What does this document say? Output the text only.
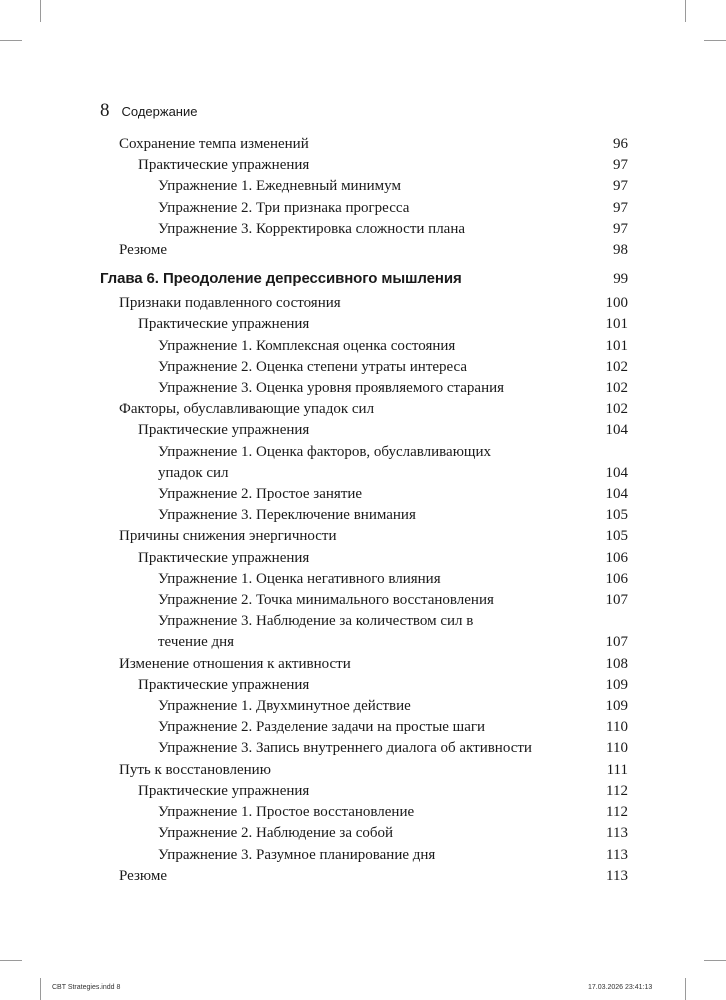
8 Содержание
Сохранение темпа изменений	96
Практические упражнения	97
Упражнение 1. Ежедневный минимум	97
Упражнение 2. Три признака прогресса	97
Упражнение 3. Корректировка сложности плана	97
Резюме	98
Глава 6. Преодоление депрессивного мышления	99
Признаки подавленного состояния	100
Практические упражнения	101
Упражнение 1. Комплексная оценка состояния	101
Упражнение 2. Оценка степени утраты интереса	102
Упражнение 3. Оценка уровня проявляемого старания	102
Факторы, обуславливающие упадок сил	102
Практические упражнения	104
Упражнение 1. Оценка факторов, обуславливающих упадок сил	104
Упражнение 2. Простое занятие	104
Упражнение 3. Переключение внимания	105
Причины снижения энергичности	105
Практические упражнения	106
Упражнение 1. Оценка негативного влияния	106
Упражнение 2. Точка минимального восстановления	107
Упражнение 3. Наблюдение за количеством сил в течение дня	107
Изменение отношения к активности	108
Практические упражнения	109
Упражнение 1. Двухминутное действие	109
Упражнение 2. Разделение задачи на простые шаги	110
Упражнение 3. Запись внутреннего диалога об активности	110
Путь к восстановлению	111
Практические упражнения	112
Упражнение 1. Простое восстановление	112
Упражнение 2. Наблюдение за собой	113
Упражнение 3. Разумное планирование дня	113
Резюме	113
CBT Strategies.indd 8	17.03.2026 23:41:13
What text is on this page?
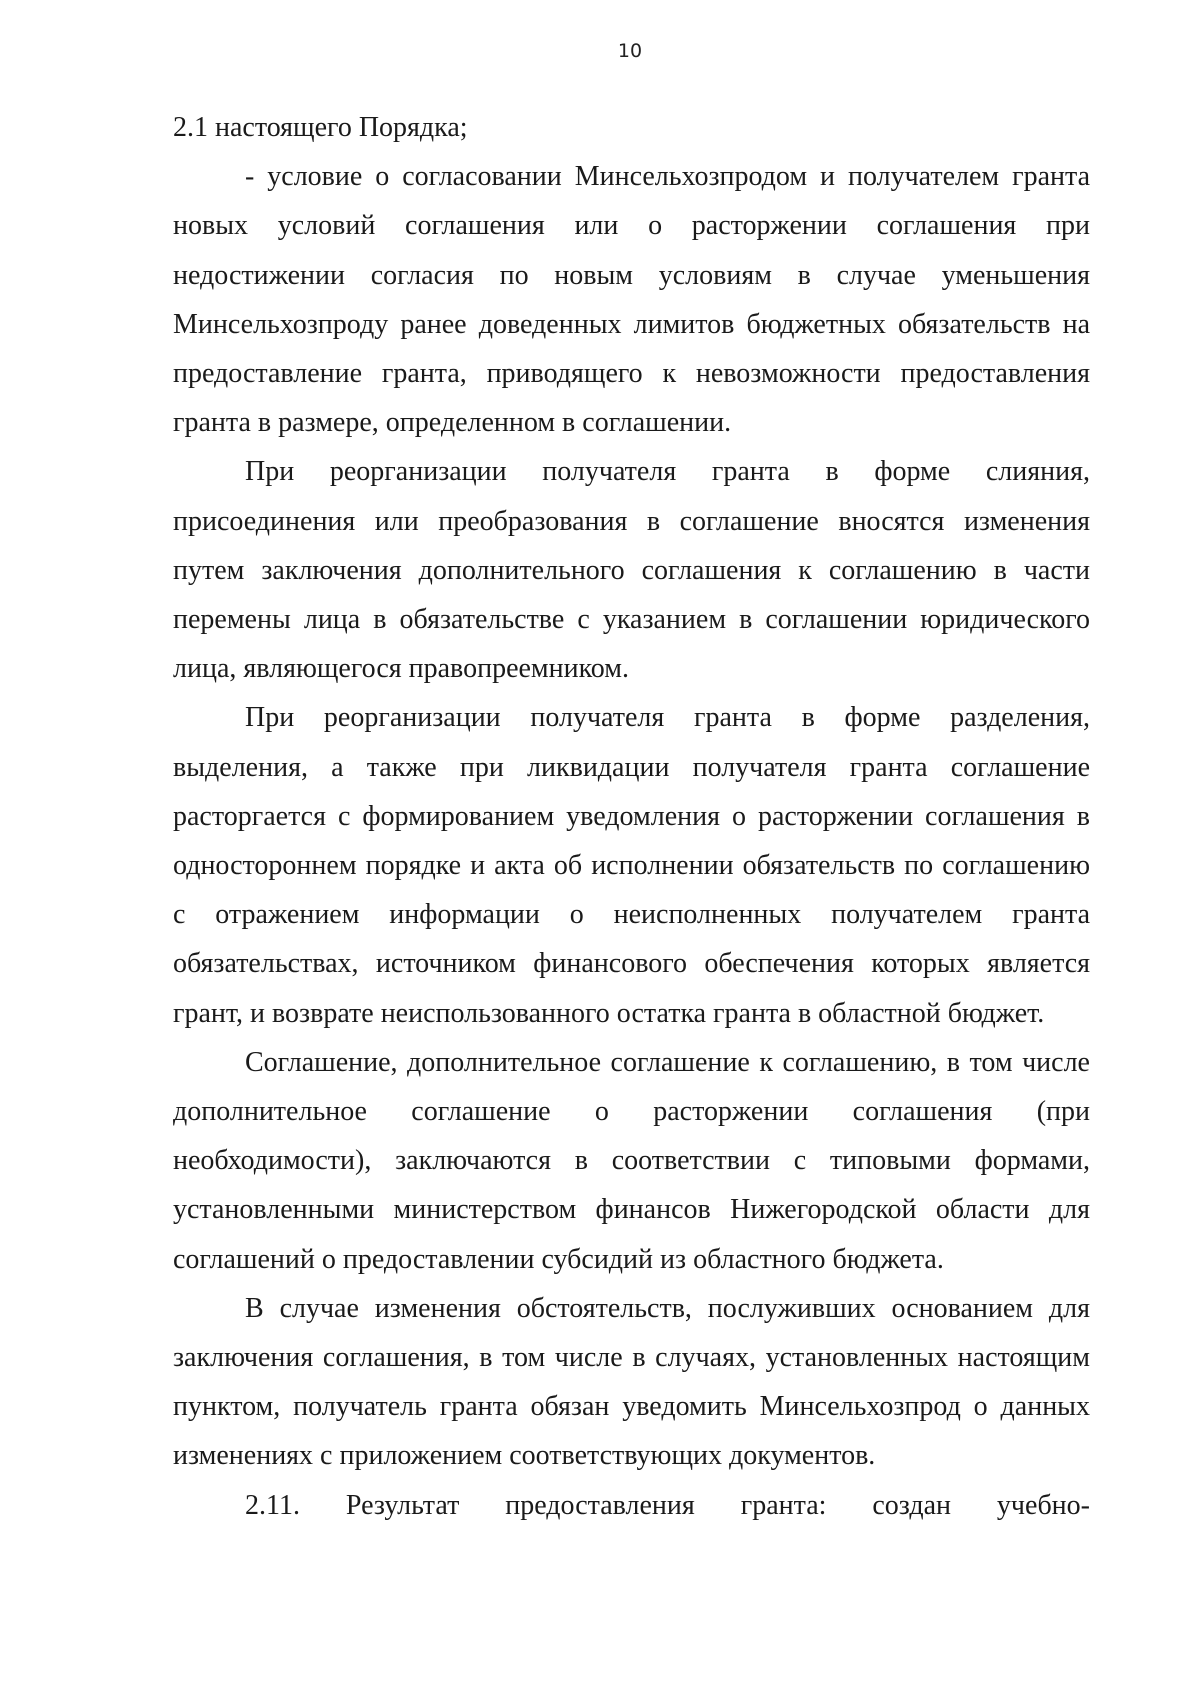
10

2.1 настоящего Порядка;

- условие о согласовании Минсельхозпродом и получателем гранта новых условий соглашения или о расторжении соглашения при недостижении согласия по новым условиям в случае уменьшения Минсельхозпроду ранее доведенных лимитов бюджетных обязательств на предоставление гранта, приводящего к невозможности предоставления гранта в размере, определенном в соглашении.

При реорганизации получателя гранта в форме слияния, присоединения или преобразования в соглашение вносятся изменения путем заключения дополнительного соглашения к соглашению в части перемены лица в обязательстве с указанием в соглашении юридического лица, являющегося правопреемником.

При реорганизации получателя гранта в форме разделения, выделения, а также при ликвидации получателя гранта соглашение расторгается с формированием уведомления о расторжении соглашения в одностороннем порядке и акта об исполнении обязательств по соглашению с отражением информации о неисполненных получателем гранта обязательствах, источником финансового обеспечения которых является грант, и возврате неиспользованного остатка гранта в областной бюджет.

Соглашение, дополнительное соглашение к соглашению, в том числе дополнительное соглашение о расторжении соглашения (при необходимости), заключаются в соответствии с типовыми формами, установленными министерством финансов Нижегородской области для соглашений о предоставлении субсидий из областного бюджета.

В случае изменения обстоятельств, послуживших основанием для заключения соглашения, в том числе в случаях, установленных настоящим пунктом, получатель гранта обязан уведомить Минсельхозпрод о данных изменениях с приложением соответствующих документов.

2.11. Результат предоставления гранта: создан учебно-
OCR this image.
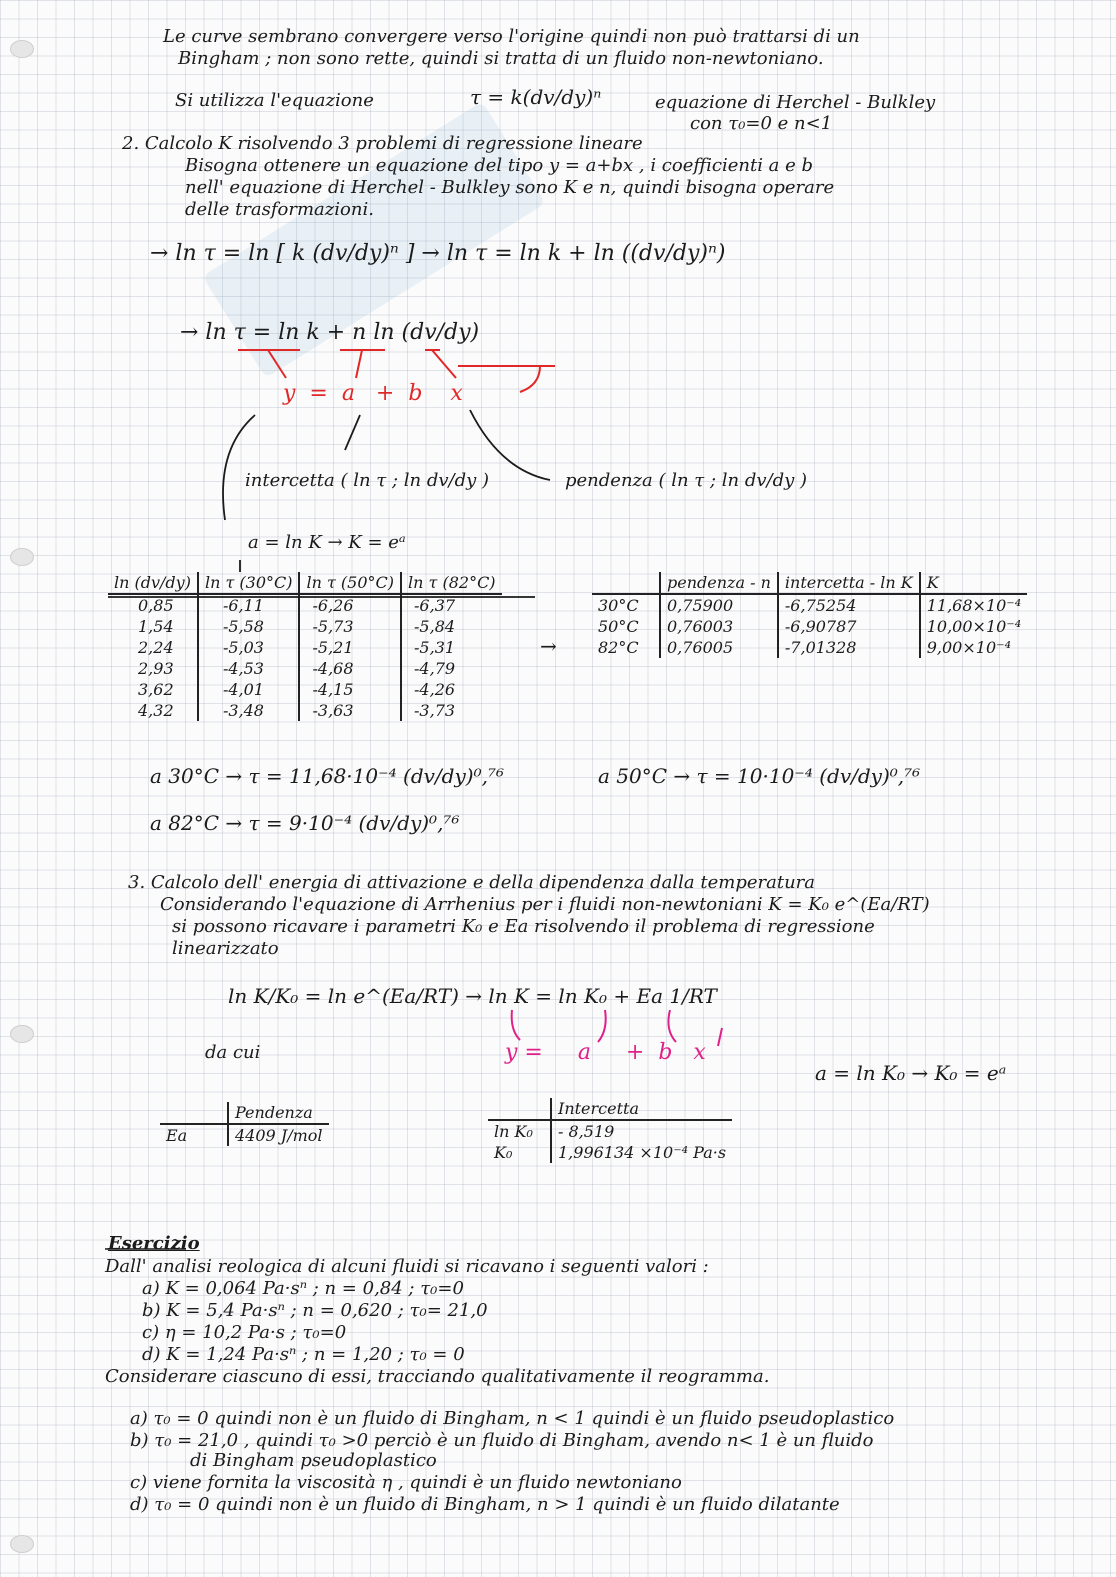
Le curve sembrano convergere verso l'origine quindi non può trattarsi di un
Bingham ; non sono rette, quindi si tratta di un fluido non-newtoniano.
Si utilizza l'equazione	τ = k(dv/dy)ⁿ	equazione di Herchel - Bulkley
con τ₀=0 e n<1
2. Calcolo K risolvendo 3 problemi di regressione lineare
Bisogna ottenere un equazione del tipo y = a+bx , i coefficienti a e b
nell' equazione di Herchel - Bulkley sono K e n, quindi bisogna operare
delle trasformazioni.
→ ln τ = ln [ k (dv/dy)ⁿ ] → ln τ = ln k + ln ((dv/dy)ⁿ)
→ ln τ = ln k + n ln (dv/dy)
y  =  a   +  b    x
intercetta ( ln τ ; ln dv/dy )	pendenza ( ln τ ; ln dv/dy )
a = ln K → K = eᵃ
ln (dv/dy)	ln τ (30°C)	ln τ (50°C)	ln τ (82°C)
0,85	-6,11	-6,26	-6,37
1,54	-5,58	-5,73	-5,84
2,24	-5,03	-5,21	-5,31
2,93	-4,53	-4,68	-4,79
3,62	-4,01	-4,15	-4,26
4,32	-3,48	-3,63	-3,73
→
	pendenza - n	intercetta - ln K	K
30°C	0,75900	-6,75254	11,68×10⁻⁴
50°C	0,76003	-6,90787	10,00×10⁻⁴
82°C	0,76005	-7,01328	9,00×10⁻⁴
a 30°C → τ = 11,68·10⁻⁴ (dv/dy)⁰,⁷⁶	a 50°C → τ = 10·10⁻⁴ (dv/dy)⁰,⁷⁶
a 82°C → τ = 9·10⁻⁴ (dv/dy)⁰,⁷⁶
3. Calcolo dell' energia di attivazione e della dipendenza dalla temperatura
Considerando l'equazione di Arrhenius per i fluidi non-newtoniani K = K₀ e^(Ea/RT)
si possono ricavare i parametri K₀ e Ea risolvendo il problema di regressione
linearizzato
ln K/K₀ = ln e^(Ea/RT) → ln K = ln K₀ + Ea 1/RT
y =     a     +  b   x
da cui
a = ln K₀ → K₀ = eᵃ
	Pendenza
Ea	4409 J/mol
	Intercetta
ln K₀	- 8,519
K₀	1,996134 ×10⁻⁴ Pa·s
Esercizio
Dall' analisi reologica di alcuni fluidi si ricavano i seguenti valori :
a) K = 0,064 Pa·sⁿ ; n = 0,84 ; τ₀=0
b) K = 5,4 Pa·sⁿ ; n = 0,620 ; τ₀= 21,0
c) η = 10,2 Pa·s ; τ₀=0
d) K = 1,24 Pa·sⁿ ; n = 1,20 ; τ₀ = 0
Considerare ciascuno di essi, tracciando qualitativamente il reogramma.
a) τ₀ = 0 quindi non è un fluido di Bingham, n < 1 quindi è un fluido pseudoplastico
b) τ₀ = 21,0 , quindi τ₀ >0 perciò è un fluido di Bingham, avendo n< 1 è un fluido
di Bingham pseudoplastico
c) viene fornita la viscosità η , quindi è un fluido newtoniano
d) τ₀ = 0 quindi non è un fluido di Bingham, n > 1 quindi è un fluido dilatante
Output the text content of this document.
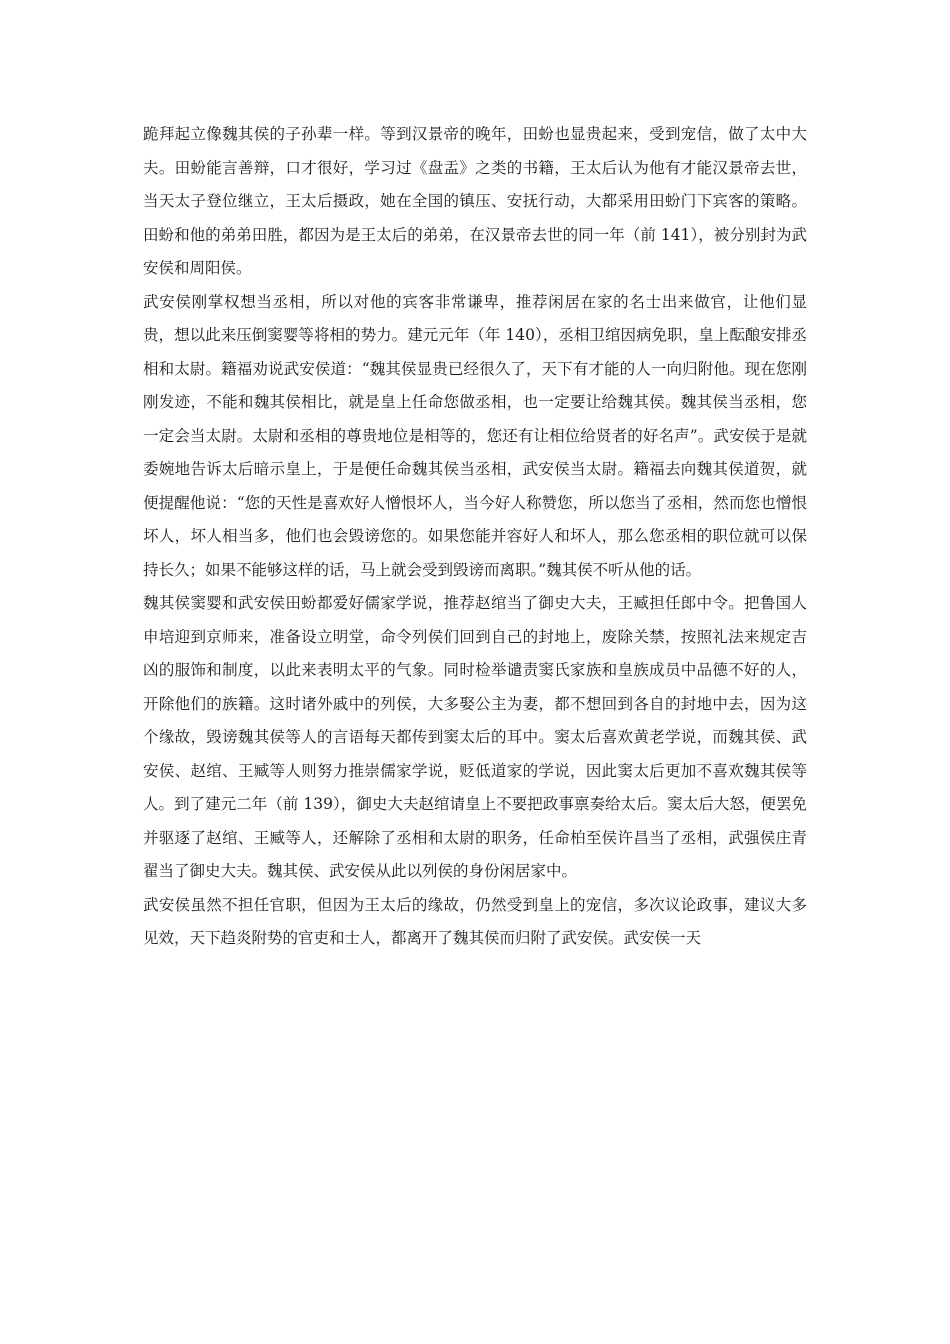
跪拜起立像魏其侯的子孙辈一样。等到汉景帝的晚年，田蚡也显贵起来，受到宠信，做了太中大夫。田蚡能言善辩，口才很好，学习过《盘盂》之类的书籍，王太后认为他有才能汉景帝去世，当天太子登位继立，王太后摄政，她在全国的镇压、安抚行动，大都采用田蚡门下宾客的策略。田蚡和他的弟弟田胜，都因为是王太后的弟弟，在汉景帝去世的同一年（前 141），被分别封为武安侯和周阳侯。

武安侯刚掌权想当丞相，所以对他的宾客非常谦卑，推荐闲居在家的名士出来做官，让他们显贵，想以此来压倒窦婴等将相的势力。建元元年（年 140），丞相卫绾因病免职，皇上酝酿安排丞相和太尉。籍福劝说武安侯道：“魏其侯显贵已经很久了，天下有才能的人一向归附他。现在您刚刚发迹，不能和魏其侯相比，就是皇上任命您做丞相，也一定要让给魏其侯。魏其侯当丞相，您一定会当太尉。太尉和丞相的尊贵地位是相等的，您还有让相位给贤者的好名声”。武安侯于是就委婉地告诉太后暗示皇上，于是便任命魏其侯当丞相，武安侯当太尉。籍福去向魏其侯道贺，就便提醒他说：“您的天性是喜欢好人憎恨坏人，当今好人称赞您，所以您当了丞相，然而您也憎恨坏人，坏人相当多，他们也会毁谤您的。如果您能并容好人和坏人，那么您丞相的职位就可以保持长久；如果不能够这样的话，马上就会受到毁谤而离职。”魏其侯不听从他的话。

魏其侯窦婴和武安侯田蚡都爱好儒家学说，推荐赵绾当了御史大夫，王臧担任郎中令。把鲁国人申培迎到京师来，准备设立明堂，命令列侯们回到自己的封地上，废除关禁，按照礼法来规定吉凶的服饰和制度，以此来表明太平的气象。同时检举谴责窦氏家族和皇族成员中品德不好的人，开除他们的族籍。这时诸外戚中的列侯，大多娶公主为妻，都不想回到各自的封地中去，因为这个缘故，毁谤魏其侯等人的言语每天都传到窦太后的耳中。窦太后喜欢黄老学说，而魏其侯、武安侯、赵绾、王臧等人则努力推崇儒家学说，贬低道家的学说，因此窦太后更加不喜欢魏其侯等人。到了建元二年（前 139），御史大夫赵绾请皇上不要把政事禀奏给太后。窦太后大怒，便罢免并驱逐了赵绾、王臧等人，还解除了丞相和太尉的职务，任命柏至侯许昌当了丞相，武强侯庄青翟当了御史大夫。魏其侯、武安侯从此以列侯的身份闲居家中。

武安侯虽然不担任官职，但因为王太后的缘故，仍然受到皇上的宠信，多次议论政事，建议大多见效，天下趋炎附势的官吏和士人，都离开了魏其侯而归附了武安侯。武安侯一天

--------------------

**Aim:** In the entries above, locate every line with the word "fluidi" and copy it.

**Answer for the task:**
Considerando l'equazione di Arrhenius per i fluidi non-newtoniani K = K₀ e^(Ea/RT)
Dall' analisi reologica di alcuni fluidi si ricavano i seguenti valori :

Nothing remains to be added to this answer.